PASSAGE SHOWN:
▼▼▼

Monday, August 13, 2012


14:36, Sunday, 12 August, 2012

Monday night brought the Happy Zebra clan.  Dave and I imitated the chorus of grunting gnu as we drove past their noisy herds; I can only imagine what an onlooker would have thought.  One thing about wildebeest though: they never seem to get over the novelty of a car, even after it has ceased to be novel.  I kind of love this about them.  They’ll look at you like they’ve never seen a car before, with their oddly spaced eyes on either side of a flat face looking surprised and indignant, sure you are paying utmost attention to them.  Then they show you what’s what by bucking and kicking away, grunting as they stop and turn again to face you from a greater distance, something like my old paint Licorice when she didn’t want to be caught for a ride.

We saw Mumbai!  Mumbai, the male from last summer whose perceived ugly face earned him the name of a perceived ugly city.  I love his face though.  It’s so stretched out and cute, huge forehead, and I couldn’t tell you what his spots look like because all I need to see is that face and I instantly know.  It was excellent to see him again!

At Windsor Den were Cosby, Go Fish, Ojibway, Muon,  Sawtooth, Malo, Hawk, and Nat Geo.  Cosby is Go Fish’s mom, Ojibway Muon’s, Sawtooth Malo’s, and Hawk Nat Geo’s.  These hyenas are way more relaxed than those of the Talek West clan, who constantly aggress on one another; I think this is probably because their clan is so large, so the hierarchy begs constant reinforcement, and there is always a hyena around to coalition and make some poor guy feel extra small and giggly.  Sure, the Happy Zebraites, Northites, and Southites aggress, but it seems a lot less frequent and intense.  Affability outside of the family is tossed around for a change.  Hawk gave off a friendly groan as she approached and sniffed Sawtooth, who allowed her there as she nursed Malo.  Cosby attempted to play with the nursing Ojibway, then going from her to Hawk to the nursing Sawtooth, lightly attempting to play and licking them.  The cubs ambled right up and around the little Maruti, not so different from our cubs, but they remained totally unconcerned even when we started the car.  And I have yet to see a mother play with her cubs in Talek West - not so here.  Hawk ignored her severe limp and played like a little cub with Nat Geo.  She grabbed onto his leg, pulling him back as he tried to hobble away.  Upon allowed escape, he’d run back out of the dark, his distinctly huge spots whizzing by in the maglight’s beam, and jump at her until she grabbed him by the neck and they turned circles chasing and nipping at one another, Malo and Cosby periodically joining in the fun.  Marvelous!

▲▲▲

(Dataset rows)
▼▼▼

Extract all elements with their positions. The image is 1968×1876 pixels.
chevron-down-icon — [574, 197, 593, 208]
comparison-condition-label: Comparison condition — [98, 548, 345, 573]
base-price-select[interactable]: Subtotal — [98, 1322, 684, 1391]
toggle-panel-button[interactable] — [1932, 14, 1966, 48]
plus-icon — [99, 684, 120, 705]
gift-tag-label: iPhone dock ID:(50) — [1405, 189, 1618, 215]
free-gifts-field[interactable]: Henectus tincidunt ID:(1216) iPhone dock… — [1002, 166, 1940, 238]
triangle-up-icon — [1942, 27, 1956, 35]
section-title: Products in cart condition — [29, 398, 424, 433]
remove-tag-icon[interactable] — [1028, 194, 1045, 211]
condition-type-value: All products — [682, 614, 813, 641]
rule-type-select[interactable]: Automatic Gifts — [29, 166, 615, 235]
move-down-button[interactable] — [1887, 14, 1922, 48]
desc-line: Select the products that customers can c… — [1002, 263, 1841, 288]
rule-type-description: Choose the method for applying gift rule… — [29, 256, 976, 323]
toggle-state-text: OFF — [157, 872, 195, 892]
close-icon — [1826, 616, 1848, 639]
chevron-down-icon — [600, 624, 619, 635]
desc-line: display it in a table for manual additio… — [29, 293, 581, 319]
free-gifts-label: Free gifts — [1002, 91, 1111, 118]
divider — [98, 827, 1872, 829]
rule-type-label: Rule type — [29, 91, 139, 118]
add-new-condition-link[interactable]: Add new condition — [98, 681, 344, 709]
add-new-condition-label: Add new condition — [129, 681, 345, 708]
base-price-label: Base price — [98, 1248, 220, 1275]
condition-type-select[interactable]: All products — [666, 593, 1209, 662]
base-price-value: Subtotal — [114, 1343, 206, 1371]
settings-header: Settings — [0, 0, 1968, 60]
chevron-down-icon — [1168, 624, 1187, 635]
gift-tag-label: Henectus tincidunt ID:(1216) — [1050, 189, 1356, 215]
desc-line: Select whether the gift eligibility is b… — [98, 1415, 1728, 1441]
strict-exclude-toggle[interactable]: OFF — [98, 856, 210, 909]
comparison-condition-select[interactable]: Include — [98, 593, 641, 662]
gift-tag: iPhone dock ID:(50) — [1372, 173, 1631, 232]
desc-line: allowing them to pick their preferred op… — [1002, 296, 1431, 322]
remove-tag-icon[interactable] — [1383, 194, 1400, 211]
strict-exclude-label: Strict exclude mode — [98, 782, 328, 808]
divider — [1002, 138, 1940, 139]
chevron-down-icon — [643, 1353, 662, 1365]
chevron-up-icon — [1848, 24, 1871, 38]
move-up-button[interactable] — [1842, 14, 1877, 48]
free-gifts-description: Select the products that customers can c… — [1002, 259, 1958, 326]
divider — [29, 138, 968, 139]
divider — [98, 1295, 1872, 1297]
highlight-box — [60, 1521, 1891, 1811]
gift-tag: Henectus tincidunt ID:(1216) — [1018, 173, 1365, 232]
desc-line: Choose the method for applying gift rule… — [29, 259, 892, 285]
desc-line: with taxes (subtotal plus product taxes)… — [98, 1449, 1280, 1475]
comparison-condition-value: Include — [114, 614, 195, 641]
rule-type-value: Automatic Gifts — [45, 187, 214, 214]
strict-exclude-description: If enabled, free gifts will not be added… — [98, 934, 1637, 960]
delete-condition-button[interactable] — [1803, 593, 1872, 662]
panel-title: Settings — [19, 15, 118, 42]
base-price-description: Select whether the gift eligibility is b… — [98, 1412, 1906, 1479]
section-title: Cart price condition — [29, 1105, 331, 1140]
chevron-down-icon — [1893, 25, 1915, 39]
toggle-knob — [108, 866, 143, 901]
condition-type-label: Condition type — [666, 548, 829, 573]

▲▲▲

PROBLEMS:
a. Print the journal entry's text verbatim from "Monday night brought" up to and including "for a ride.".
b. According to the journal entry, which hyena at Windsor Den is Nat Geo's mother?
c. Using the journal entry, explain why the writer thinks the Talek West hyenas constantly aggress on one another.
These rows are independent of the journal entry above and have no connection to it.

EXPECTED ANSWERS:
a.
Monday night brought the Happy Zebra clan.  Dave and I imitated the chorus of grunting gnu as we drove past their noisy herds; I can only imagine what an onlooker would have thought.  One thing about wildebeest though: they never seem to get over the novelty of a car, even after it has ceased to be novel.  I kind of love this about them.  They’ll look at you like they’ve never seen a car before, with their oddly spaced eyes on either side of a flat face looking surprised and indignant, sure you are paying utmost attention to them.  Then they show you what’s what by bucking and kicking away, grunting as they stop and turn again to face you from a greater distance, something like my old paint Licorice when she didn’t want to be caught for a ride.

b. Hawk.

c. The writer thinks their clan is so large that the hierarchy needs constant reinforcement. There is also always a hyena around to form a coalition and make another hyena feel small.